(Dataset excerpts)
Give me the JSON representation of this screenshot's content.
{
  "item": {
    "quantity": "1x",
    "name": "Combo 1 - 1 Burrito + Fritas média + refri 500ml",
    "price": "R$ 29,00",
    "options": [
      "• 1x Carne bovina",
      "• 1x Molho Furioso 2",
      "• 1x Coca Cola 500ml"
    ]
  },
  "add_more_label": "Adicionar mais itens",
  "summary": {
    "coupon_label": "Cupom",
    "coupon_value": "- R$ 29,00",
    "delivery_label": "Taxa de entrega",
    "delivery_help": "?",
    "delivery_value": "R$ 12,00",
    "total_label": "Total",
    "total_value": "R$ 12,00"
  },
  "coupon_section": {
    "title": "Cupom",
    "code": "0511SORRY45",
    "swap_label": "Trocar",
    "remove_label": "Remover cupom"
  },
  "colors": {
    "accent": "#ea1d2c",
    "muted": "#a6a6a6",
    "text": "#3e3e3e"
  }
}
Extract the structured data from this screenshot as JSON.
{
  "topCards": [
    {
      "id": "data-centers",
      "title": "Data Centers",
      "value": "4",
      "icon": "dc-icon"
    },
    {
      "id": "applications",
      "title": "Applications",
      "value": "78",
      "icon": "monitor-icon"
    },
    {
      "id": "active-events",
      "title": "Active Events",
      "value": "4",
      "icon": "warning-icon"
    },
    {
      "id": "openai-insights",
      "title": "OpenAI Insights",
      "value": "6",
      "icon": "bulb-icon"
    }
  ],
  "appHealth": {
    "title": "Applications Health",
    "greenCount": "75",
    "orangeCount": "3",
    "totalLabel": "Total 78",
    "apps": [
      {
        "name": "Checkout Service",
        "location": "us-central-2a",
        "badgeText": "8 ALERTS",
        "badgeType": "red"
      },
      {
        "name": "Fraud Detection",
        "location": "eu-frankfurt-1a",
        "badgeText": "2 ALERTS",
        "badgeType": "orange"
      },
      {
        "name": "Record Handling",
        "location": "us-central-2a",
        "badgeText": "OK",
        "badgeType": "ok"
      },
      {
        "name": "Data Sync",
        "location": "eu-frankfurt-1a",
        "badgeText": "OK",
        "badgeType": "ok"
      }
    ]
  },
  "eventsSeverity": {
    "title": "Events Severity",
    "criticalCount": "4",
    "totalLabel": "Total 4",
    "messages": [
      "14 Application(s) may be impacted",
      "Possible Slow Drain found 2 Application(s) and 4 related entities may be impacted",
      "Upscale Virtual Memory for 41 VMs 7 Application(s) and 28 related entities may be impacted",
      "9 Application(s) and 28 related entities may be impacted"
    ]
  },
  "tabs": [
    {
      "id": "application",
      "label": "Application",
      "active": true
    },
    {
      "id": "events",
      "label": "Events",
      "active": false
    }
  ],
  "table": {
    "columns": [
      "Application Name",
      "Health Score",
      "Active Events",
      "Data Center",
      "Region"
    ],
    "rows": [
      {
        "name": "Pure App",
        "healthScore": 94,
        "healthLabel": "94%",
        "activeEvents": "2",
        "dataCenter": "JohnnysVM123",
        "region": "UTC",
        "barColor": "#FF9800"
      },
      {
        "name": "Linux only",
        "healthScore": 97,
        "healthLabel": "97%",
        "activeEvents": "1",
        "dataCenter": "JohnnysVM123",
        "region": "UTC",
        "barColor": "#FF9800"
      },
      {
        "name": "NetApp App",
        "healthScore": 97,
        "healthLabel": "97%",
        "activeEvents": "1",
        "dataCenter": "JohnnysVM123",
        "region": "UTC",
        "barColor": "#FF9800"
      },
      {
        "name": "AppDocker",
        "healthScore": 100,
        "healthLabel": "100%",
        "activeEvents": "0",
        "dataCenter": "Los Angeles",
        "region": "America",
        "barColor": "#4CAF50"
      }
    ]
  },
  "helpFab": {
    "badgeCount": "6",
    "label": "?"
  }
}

**EXERCISE TASK:** Extract from the data every line where "related" shows up.

**THE RESPONSE:**
      "Possible Slow Drain found 2 Application(s) and 4 related entities may be impacted",
      "Upscale Virtual Memory for 41 VMs 7 Application(s) and 28 related entities may be impacted",
      "9 Application(s) and 28 related entities may be impacted"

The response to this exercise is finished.